EXERCISE BRIEF - From the entries provided below, copy each line that contains the word "this".

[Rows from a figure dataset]
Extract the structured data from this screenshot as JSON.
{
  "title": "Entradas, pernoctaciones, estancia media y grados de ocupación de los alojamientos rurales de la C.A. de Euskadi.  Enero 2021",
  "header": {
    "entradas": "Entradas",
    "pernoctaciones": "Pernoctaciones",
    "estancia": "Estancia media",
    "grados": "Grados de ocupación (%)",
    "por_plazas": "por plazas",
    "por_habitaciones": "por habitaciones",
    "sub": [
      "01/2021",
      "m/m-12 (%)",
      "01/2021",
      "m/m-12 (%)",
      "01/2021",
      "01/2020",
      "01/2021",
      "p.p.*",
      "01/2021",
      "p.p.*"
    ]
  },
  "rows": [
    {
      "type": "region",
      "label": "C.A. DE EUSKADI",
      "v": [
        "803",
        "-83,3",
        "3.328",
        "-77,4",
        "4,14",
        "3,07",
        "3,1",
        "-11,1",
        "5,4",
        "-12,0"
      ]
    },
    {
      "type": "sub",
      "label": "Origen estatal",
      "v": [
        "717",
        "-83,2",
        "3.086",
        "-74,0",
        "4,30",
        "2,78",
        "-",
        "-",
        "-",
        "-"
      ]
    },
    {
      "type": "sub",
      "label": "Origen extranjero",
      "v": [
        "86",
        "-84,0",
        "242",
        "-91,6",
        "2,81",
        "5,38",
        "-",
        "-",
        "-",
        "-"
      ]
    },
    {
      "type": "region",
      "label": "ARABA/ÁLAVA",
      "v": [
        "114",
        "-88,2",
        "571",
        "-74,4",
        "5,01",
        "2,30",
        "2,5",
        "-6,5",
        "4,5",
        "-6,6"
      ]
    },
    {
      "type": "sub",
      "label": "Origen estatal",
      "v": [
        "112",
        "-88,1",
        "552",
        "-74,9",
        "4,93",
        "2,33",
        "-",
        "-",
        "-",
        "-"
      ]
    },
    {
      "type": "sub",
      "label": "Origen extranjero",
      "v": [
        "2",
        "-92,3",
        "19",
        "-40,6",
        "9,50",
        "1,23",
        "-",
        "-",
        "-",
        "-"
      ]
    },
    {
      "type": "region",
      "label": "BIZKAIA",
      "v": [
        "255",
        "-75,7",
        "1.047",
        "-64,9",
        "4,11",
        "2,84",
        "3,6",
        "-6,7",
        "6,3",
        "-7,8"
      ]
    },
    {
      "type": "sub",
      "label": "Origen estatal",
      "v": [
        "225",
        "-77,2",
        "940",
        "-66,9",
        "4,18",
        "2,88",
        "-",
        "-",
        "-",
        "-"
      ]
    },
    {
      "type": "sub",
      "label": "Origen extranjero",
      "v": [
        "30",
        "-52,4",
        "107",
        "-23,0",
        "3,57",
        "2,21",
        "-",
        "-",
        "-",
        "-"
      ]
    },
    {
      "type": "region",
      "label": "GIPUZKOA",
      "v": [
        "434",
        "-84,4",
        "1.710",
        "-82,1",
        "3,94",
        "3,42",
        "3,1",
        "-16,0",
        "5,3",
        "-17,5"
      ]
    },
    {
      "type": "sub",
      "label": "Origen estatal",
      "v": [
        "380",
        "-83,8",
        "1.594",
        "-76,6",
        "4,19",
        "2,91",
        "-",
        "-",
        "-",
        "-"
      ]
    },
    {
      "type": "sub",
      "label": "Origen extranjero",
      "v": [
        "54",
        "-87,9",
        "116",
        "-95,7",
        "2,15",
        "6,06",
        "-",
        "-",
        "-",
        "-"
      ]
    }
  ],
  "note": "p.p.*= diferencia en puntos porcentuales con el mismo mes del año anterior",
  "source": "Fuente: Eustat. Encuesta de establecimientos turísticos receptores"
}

...

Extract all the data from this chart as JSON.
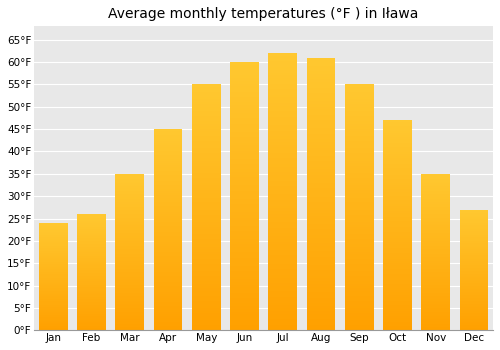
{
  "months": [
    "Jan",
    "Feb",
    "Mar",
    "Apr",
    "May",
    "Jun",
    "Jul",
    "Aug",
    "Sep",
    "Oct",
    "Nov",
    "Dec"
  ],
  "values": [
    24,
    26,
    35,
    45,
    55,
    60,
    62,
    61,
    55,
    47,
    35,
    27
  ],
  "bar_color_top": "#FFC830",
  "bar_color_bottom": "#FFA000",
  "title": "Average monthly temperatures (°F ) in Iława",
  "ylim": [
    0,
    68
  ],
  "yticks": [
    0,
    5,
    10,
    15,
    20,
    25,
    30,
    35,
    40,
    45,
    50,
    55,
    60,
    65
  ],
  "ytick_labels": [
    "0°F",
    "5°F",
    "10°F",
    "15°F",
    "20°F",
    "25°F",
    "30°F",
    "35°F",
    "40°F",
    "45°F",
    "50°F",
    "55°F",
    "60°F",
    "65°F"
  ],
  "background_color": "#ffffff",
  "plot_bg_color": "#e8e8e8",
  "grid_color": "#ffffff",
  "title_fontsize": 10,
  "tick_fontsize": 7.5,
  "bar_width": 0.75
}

COMPLETE ANSWER -
Extract the structured data from this screenshot as JSON.
Extract all the data from this chart as JSON.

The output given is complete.